EXERCISE PROMPT: Gather the lines that hold the string "Total".

PROVIDED INFORMATION:
===============
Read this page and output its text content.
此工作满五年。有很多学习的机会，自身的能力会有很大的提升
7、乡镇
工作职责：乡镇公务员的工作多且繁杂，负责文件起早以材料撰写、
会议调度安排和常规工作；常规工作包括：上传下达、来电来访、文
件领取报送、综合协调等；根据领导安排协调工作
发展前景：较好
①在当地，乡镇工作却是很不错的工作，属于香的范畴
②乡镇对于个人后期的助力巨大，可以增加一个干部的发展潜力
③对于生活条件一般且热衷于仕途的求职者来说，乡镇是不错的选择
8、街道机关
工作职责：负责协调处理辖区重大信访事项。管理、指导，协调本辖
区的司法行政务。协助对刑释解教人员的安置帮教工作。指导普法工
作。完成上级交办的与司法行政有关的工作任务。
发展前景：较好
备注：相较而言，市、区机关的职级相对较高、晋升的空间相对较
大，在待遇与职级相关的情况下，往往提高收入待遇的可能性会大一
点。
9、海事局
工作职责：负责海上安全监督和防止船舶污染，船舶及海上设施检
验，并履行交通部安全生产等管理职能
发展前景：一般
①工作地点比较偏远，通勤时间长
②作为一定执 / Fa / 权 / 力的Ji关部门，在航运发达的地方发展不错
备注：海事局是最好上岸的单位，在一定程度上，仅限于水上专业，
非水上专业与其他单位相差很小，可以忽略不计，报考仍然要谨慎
===============
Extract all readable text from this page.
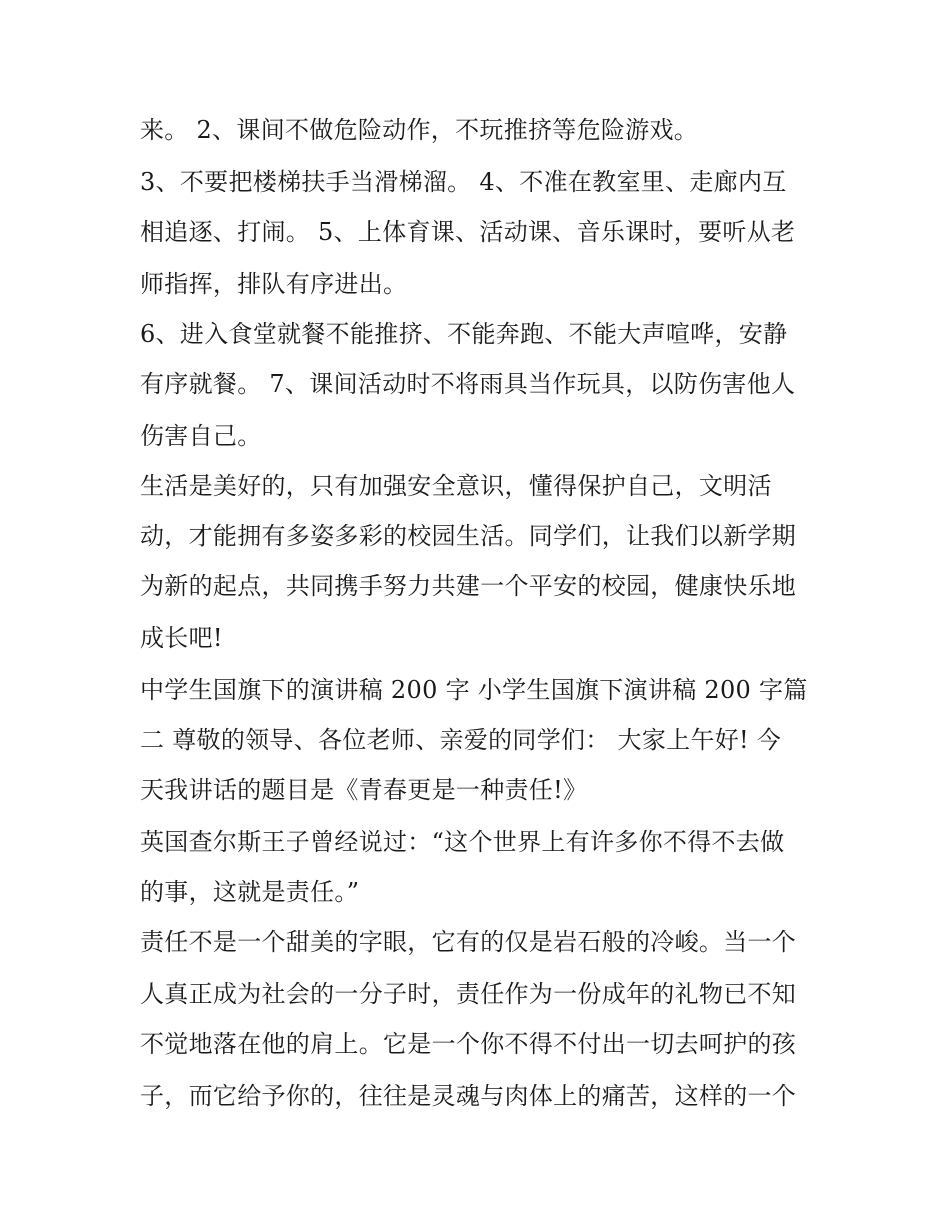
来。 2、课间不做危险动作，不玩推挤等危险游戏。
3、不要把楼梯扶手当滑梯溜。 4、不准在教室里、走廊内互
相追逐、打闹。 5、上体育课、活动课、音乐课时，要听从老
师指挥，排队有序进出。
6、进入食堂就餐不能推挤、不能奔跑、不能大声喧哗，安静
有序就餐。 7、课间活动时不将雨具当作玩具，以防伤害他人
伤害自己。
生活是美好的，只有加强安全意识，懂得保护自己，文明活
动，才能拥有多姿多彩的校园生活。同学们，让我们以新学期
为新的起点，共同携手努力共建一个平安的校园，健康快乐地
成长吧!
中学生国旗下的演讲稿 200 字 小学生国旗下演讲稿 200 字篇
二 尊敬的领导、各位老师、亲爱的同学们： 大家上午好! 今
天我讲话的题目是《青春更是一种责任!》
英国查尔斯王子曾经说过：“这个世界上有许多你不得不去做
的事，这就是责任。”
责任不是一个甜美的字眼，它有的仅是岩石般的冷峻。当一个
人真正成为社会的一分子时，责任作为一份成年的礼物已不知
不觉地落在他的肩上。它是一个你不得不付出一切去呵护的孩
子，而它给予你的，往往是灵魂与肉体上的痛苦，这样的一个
===============
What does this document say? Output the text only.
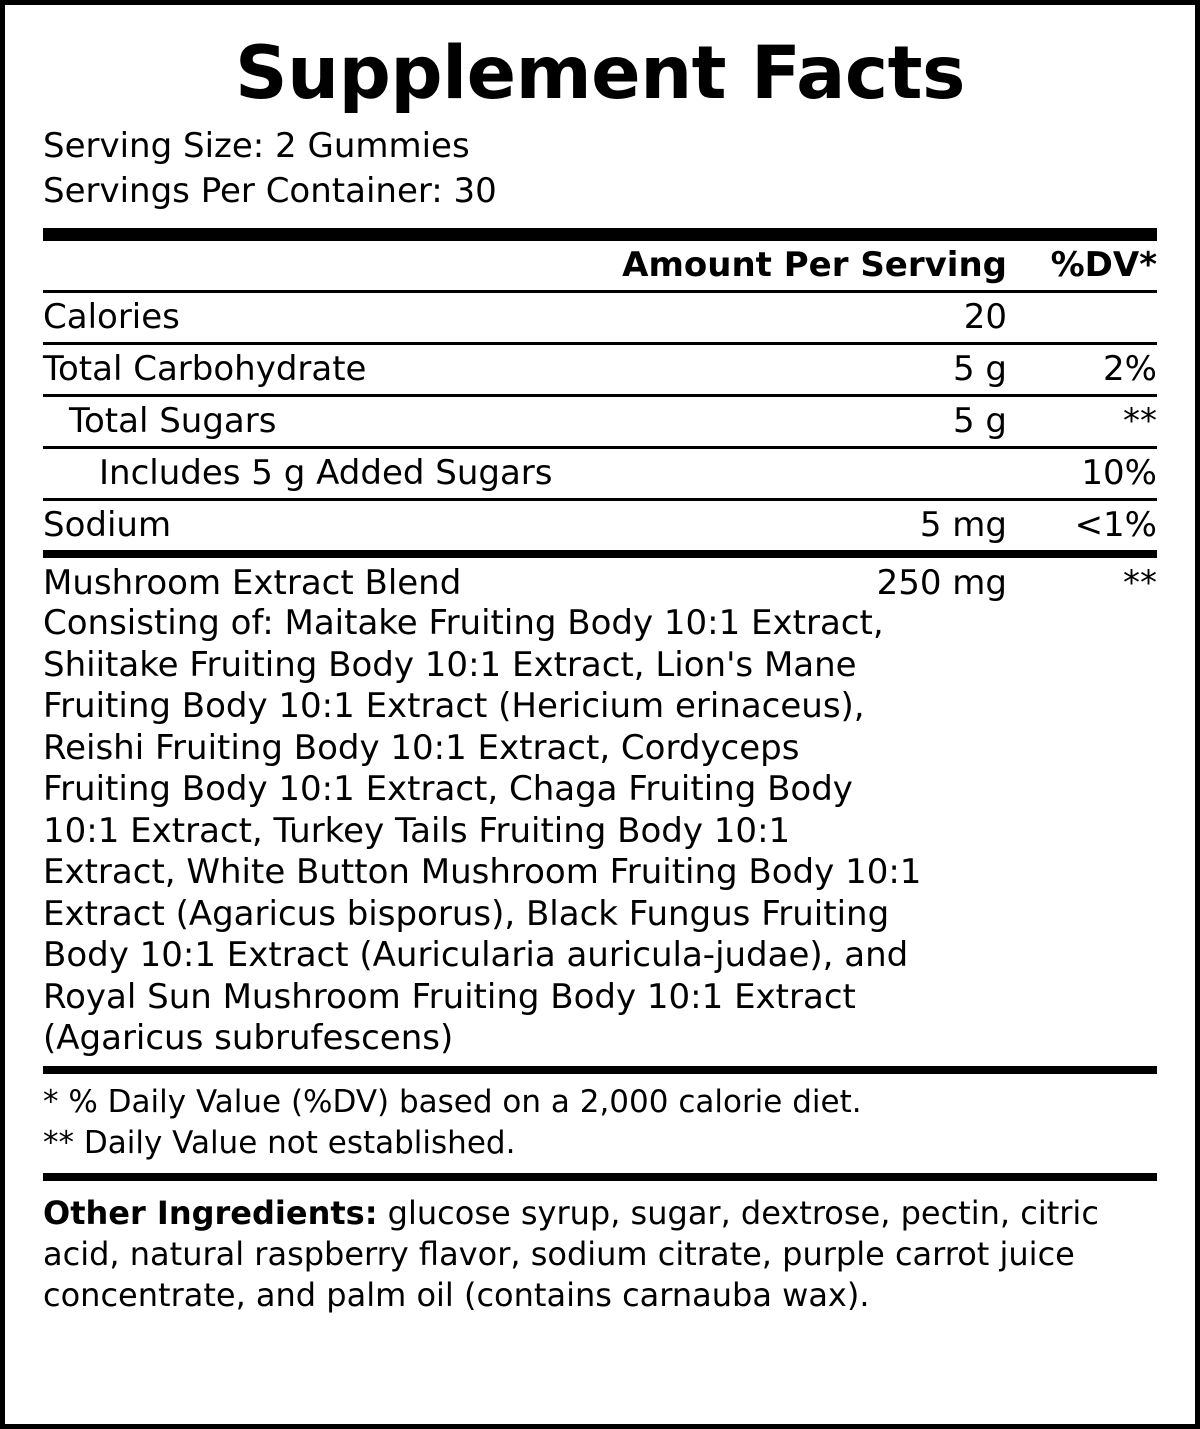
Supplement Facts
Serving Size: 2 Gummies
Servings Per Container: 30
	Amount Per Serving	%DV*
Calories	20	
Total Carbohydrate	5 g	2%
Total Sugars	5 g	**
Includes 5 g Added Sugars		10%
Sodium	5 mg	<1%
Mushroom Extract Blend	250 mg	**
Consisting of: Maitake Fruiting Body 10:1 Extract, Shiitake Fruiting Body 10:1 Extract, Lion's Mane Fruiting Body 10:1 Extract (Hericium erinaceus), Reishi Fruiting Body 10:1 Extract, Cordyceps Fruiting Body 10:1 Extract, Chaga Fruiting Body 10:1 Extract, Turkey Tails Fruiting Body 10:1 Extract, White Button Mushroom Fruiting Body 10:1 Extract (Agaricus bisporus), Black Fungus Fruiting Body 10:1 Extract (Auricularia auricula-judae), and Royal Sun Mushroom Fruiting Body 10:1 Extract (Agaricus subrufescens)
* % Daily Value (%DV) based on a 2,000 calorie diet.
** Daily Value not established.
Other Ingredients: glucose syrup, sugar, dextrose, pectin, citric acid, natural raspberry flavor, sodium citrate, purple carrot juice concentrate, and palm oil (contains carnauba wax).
===============
THE REPLY:
Total Carbohydrate	5 g	2%
Total Sugars	5 g	**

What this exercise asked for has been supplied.